→ Set exercise: Show every line of the records below that contains the string "sell", treating uppercase and lowercase letters as distinct.

(Element box annotations)
• • • • •

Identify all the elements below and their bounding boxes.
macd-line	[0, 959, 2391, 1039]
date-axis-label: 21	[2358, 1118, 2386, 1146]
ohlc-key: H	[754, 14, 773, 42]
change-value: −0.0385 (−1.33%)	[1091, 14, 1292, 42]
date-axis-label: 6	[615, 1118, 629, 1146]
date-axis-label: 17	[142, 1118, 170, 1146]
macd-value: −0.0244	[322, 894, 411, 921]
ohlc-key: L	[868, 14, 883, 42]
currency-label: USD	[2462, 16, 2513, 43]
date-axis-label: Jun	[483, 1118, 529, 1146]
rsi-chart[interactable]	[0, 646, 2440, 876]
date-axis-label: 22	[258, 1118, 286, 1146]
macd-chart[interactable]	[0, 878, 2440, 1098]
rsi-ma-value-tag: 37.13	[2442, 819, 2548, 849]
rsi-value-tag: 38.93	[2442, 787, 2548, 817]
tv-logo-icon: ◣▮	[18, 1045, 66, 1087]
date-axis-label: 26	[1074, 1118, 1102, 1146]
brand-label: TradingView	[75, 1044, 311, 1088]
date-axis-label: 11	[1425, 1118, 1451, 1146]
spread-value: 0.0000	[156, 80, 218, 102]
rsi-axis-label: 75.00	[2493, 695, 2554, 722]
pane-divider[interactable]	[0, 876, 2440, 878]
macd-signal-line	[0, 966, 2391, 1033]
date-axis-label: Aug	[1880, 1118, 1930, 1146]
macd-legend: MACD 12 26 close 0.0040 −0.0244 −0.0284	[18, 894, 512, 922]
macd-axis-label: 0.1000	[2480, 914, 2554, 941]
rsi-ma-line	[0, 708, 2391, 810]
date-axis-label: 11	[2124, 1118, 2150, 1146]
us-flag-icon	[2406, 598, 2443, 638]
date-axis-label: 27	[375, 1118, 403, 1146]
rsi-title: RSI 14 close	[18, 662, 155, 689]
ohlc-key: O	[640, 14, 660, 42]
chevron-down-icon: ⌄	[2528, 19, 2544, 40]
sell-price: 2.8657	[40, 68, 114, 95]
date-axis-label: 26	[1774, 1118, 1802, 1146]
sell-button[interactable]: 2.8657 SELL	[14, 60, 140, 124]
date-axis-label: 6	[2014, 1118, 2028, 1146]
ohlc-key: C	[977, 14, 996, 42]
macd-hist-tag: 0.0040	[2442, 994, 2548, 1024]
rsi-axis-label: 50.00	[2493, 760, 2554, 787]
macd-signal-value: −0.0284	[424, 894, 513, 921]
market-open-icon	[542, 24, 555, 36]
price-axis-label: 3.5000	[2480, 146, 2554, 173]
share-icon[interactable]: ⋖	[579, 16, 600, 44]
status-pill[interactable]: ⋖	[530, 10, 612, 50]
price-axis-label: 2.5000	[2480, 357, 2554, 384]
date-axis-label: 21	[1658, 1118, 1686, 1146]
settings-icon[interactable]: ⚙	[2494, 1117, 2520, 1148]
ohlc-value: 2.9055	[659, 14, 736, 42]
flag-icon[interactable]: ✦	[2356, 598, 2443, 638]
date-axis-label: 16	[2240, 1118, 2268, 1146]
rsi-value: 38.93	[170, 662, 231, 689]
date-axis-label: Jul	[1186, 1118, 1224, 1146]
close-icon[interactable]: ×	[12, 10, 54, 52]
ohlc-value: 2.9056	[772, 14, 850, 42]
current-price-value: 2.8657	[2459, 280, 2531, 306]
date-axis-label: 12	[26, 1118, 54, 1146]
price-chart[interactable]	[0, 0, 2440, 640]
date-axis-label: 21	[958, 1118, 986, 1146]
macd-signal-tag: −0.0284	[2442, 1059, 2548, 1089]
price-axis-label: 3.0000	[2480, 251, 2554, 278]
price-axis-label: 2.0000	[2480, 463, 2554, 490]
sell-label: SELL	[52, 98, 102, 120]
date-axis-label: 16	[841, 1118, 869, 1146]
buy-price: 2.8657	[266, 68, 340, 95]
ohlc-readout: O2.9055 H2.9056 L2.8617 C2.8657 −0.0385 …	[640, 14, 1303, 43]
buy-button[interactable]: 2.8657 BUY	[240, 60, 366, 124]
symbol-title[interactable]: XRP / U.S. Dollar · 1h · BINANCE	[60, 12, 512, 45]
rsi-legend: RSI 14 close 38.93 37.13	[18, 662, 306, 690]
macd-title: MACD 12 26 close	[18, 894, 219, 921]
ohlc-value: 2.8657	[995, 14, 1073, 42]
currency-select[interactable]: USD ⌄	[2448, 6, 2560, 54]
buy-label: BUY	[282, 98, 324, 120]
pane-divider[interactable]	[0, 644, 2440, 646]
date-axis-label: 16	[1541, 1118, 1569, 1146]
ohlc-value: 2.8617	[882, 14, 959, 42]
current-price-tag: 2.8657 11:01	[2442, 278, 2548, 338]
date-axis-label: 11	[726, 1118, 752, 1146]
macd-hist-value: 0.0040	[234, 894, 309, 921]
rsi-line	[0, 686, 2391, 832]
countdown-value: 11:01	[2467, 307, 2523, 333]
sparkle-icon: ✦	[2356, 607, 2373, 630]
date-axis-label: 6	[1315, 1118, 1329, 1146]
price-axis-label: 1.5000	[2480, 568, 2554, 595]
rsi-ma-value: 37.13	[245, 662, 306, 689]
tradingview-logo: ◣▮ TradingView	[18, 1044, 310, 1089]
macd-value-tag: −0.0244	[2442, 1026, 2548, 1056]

• • • • •

→ Answer to the problem:
sell-price: 2.8657	[40, 68, 114, 95]
sell-button[interactable]: 2.8657 SELL	[14, 60, 140, 124]
sell-label: SELL	[52, 98, 102, 120]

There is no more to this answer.